BRIEF:
Repeat the following lines exactly and nothing else: the line containing "Parse this chart and return its data as JSON." and each line after it through the end of the listing.

# MATERIAL SUPPLIED start

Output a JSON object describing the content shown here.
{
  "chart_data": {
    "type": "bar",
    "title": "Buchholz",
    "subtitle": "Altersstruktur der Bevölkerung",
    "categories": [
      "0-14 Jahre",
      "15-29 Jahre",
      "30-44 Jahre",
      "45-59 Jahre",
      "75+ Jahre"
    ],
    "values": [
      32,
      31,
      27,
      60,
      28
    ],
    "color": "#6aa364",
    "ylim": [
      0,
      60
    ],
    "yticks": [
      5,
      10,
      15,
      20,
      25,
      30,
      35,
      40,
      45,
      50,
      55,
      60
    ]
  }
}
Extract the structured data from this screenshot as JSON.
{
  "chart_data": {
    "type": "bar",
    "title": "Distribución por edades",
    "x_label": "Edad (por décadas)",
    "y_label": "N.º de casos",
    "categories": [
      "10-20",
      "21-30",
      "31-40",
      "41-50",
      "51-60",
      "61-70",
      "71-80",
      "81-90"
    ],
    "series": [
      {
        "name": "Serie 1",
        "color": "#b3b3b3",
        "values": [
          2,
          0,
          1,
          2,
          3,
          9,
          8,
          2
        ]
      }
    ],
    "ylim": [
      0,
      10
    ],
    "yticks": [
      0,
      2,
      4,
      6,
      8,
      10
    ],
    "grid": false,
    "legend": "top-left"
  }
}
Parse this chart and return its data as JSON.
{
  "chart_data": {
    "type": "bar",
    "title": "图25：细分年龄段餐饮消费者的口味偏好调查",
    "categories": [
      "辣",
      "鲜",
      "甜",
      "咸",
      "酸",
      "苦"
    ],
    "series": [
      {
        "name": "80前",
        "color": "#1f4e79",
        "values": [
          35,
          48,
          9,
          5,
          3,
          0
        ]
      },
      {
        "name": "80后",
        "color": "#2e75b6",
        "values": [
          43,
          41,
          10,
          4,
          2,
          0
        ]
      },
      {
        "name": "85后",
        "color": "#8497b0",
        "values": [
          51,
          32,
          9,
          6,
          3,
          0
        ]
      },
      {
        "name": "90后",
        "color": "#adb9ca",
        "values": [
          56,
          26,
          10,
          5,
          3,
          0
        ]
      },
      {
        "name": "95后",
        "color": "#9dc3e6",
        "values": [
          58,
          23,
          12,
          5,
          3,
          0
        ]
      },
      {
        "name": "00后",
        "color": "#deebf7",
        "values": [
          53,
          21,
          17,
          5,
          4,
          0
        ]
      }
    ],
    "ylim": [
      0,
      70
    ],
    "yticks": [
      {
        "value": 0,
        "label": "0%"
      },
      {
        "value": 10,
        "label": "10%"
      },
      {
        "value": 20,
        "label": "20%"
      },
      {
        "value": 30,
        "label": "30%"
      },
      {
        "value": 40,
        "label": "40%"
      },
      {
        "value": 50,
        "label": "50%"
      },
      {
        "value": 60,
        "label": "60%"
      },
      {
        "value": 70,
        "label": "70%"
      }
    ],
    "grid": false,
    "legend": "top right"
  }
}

# MATERIAL SUPPLIED end

RIGHT ANSWER:
Parse this chart and return its data as JSON.
{
  "chart_data": {
    "type": "bar",
    "title": "图25：细分年龄段餐饮消费者的口味偏好调查",
    "categories": [
      "辣",
      "鲜",
      "甜",
      "咸",
      "酸",
      "苦"
    ],
    "series": [
      {
        "name": "80前",
        "color": "#1f4e79",
        "values": [
          35,
          48,
          9,
          5,
          3,
          0
        ]
      },
      {
        "name": "80后",
        "color": "#2e75b6",
        "values": [
          43,
          41,
          10,
          4,
          2,
          0
        ]
      },
      {
        "name": "85后",
        "color": "#8497b0",
        "values": [
          51,
          32,
          9,
          6,
          3,
          0
        ]
      },
      {
        "name": "90后",
        "color": "#adb9ca",
        "values": [
          56,
          26,
          10,
          5,
          3,
          0
        ]
      },
      {
        "name": "95后",
        "color": "#9dc3e6",
        "values": [
          58,
          23,
          12,
          5,
          3,
          0
        ]
      },
      {
        "name": "00后",
        "color": "#deebf7",
        "values": [
          53,
          21,
          17,
          5,
          4,
          0
        ]
      }
    ],
    "ylim": [
      0,
      70
    ],
    "yticks": [
      {
        "value": 0,
        "label": "0%"
      },
      {
        "value": 10,
        "label": "10%"
      },
      {
        "value": 20,
        "label": "20%"
      },
      {
        "value": 30,
        "label": "30%"
      },
      {
        "value": 40,
        "label": "40%"
      },
      {
        "value": 50,
        "label": "50%"
      },
      {
        "value": 60,
        "label": "60%"
      },
      {
        "value": 70,
        "label": "70%"
      }
    ],
    "grid": false,
    "legend": "top right"
  }
}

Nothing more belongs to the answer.